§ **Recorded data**

-.-.-

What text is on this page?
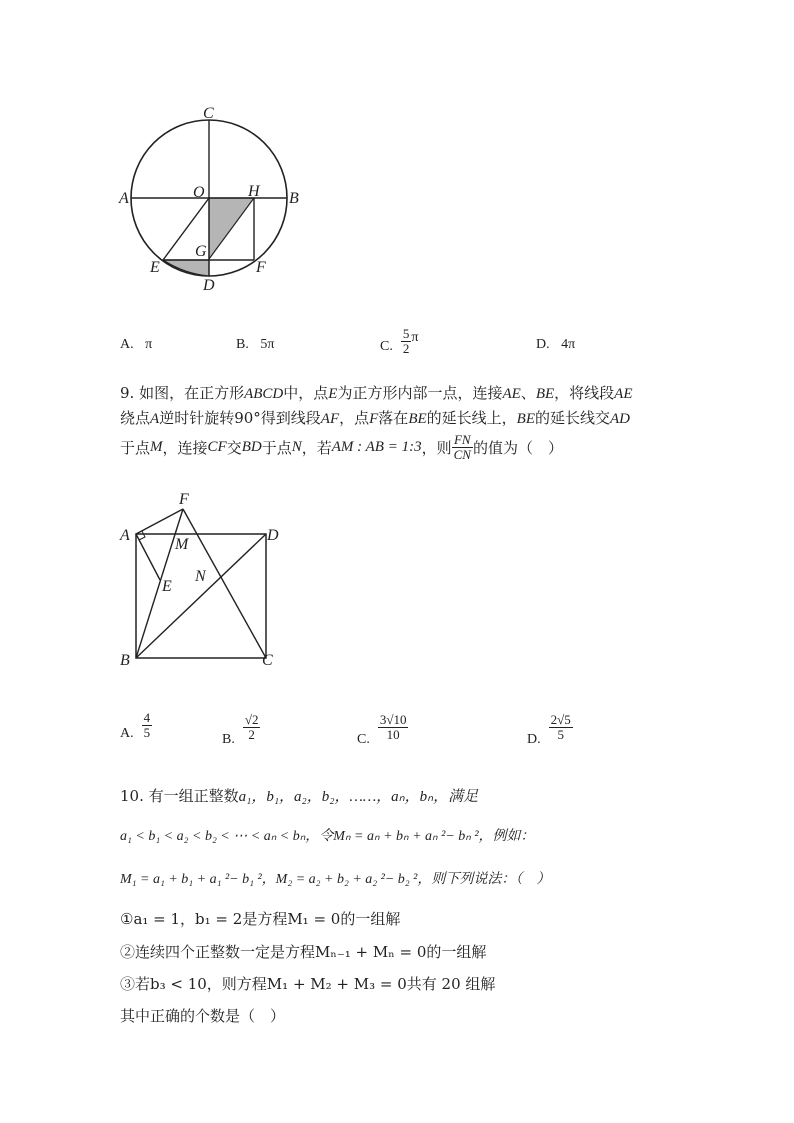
C
A	O	H B
G
E	F
D
A. π	B. 5π	C. $\frac{5}{2}$ π	D. 4π
9. 如图，在正方形ABCD中，点E为正方形内部一点，连接AE、BE，将线段AE
绕点A逆时针旋转90°得到线段AF，点F落在BE的延长线上，BE的延长线交AD
于点 M ，连接 CF 交 BD 于点 N ，若 AM : AB = 1:3 ，则 $\frac{FN}{CN}$ 的值为（　）
F
A
M
D
N
E
B	C
A. $\frac{4}{5}$
B. $\frac{√2}{2}$	C. $\frac{3√10}{10}$	D. $\frac{2√5}{5}$
10. 有一组正整数a₁，b₁，a₂，b₂，……，aₙ，bₙ，满足
a₁ < b₁ < a₂ < b₂ < ⋯ < aₙ < bₙ，令Mₙ = aₙ + bₙ + aₙ ²− bₙ ²，例如：
M₁ = a₁ + b₁ + a₁ ²− b₁ ²，M₂ = a₂ + b₂ + a₂ ²− b₂ ²，则下列说法：（　）
①a₁ = 1，b₁ = 2是方程M₁ = 0的一组解
②连续四个正整数一定是方程Mₙ₋₁ + Mₙ = 0的一组解
③若b₃ < 10，则方程M₁ + M₂ + M₃ = 0共有 20 组解
其中正确的个数是（　）
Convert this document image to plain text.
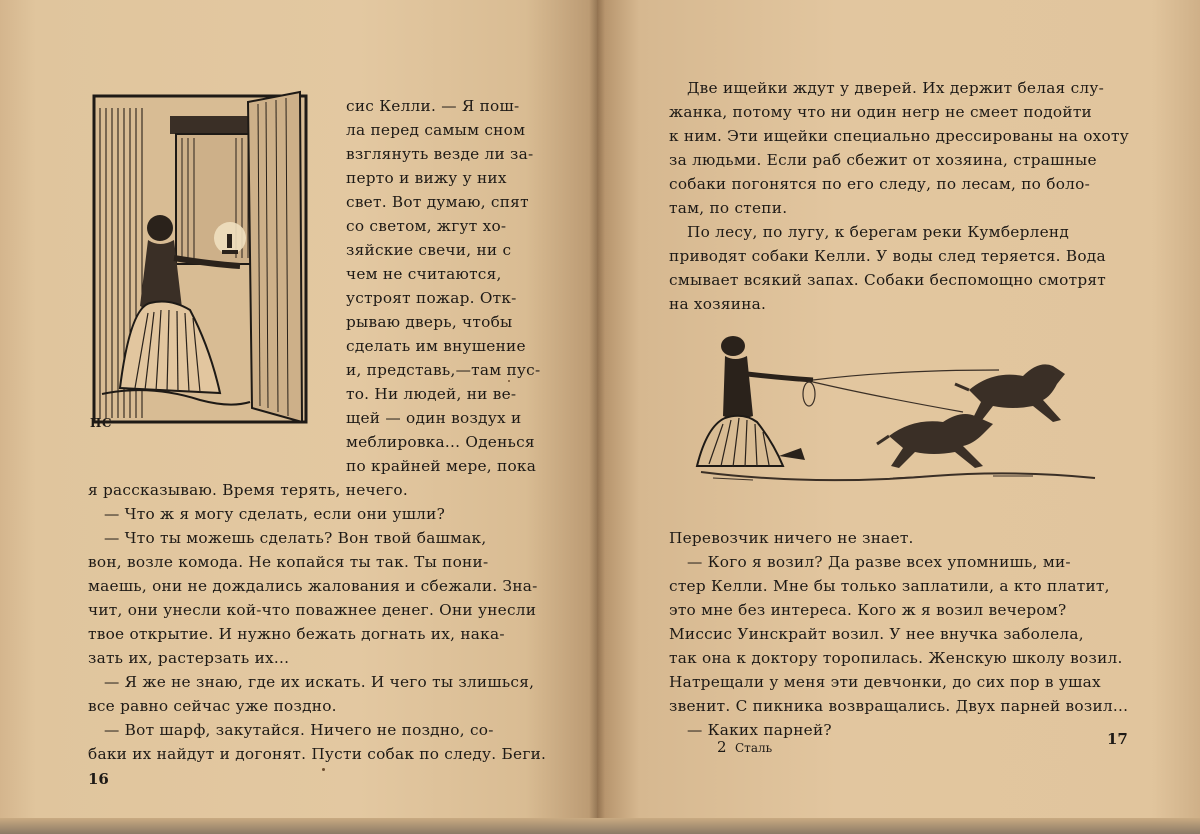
ПС
сис Келли. — Я пош-
ла перед самым сном
взглянуть везде ли за-
перто и вижу у них
свет. Вот думаю, спят
со светом, жгут хо-
зяйские свечи, ни с
чем не считаются,
устроят пожар. Отк-
рываю дверь, чтобы
сделать им внушение
и, представь,—там пус-
то. Ни людей, ни ве-
щей — один воздух и
меблировка... Оденься
по крайней мере, пока
я рассказываю. Время терять, нечего.
— Что ж я могу сделать, если они ушли?
— Что ты можешь сделать? Вон твой башмак,
вон, возле комода. Не копайся ты так. Ты пони-
маешь, они не дождались жалования и сбежали. Зна-
чит, они унесли кой-что поважнее денег. Они унесли
твое открытие. И нужно бежать догнать их, нака-
зать их, растерзать их...
— Я же не знаю, где их искать. И чего ты злишься,
все равно сейчас уже поздно.
— Вот шарф, закутайся. Ничего не поздно, со-
баки их найдут и догонят. Пусти собак по следу. Беги.
16
Две ищейки ждут у дверей. Их держит белая слу-
жанка, потому что ни один негр не смеет подойти
к ним. Эти ищейки специально дрессированы на охоту
за людьми. Если раб сбежит от хозяина, страшные
собаки погонятся по его следу, по лесам, по боло-
там, по степи.
По лесу, по лугу, к берегам реки Кумберленд
приводят собаки Келли. У воды след теряется. Вода
смывает всякий запах. Собаки беспомощно смотрят
на хозяина.
Перевозчик ничего не знает.
— Кого я возил? Да разве всех упомнишь, ми-
стер Келли. Мне бы только заплатили, а кто платит,
это мне без интереса. Кого ж я возил вечером?
Миссис Уинскрайт возил. У нее внучка заболела,
так она к доктору торопилась. Женскую школу возил.
Натрещали у меня эти девчонки, до сих пор в ушах
звенит. С пикника возвращались. Двух парней возил...
— Каких парней?
2 Сталь	17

-.-.-

§ **WHAT YOU SHOULD DO**
Set the entries down again exactly. Do not include the images.

§ **RESPONSE TO THIS TASK**
What text is on this page?
C
A	O	H B
G
E	F
D
A. π	B. 5π	C. $\frac{5}{2}$ π	D. 4π
9. 如图，在正方形ABCD中，点E为正方形内部一点，连接AE、BE，将线段AE
绕点A逆时针旋转90°得到线段AF，点F落在BE的延长线上，BE的延长线交AD
于点 M ，连接 CF 交 BD 于点 N ，若 AM : AB = 1:3 ，则 $\frac{FN}{CN}$ 的值为（　）
F
A
M
D
N
E
B	C
A. $\frac{4}{5}$
B. $\frac{√2}{2}$	C. $\frac{3√10}{10}$	D. $\frac{2√5}{5}$
10. 有一组正整数a₁，b₁，a₂，b₂，……，aₙ，bₙ，满足
a₁ < b₁ < a₂ < b₂ < ⋯ < aₙ < bₙ，令Mₙ = aₙ + bₙ + aₙ ²− bₙ ²，例如：
M₁ = a₁ + b₁ + a₁ ²− b₁ ²，M₂ = a₂ + b₂ + a₂ ²− b₂ ²，则下列说法：（　）
①a₁ = 1，b₁ = 2是方程M₁ = 0的一组解
②连续四个正整数一定是方程Mₙ₋₁ + Mₙ = 0的一组解
③若b₃ < 10，则方程M₁ + M₂ + M₃ = 0共有 20 组解
其中正确的个数是（　）
Convert this document image to plain text.
ПС
сис Келли. — Я пош-
ла перед самым сном
взглянуть везде ли за-
перто и вижу у них
свет. Вот думаю, спят
со светом, жгут хо-
зяйские свечи, ни с
чем не считаются,
устроят пожар. Отк-
рываю дверь, чтобы
сделать им внушение
и, представь,—там пус-
то. Ни людей, ни ве-
щей — один воздух и
меблировка... Оденься
по крайней мере, пока
я рассказываю. Время терять, нечего.
— Что ж я могу сделать, если они ушли?
— Что ты можешь сделать? Вон твой башмак,
вон, возле комода. Не копайся ты так. Ты пони-
маешь, они не дождались жалования и сбежали. Зна-
чит, они унесли кой-что поважнее денег. Они унесли
твое открытие. И нужно бежать догнать их, нака-
зать их, растерзать их...
— Я же не знаю, где их искать. И чего ты злишься,
все равно сейчас уже поздно.
— Вот шарф, закутайся. Ничего не поздно, со-
баки их найдут и догонят. Пусти собак по следу. Беги.
16
Две ищейки ждут у дверей. Их держит белая слу-
жанка, потому что ни один негр не смеет подойти
к ним. Эти ищейки специально дрессированы на охоту
за людьми. Если раб сбежит от хозяина, страшные
собаки погонятся по его следу, по лесам, по боло-
там, по степи.
По лесу, по лугу, к берегам реки Кумберленд
приводят собаки Келли. У воды след теряется. Вода
смывает всякий запах. Собаки беспомощно смотрят
на хозяина.
Перевозчик ничего не знает.
— Кого я возил? Да разве всех упомнишь, ми-
стер Келли. Мне бы только заплатили, а кто платит,
это мне без интереса. Кого ж я возил вечером?
Миссис Уинскрайт возил. У нее внучка заболела,
так она к доктору торопилась. Женскую школу возил.
Натрещали у меня эти девчонки, до сих пор в ушах
звенит. С пикника возвращались. Двух парней возил...
— Каких парней?
2 Сталь	17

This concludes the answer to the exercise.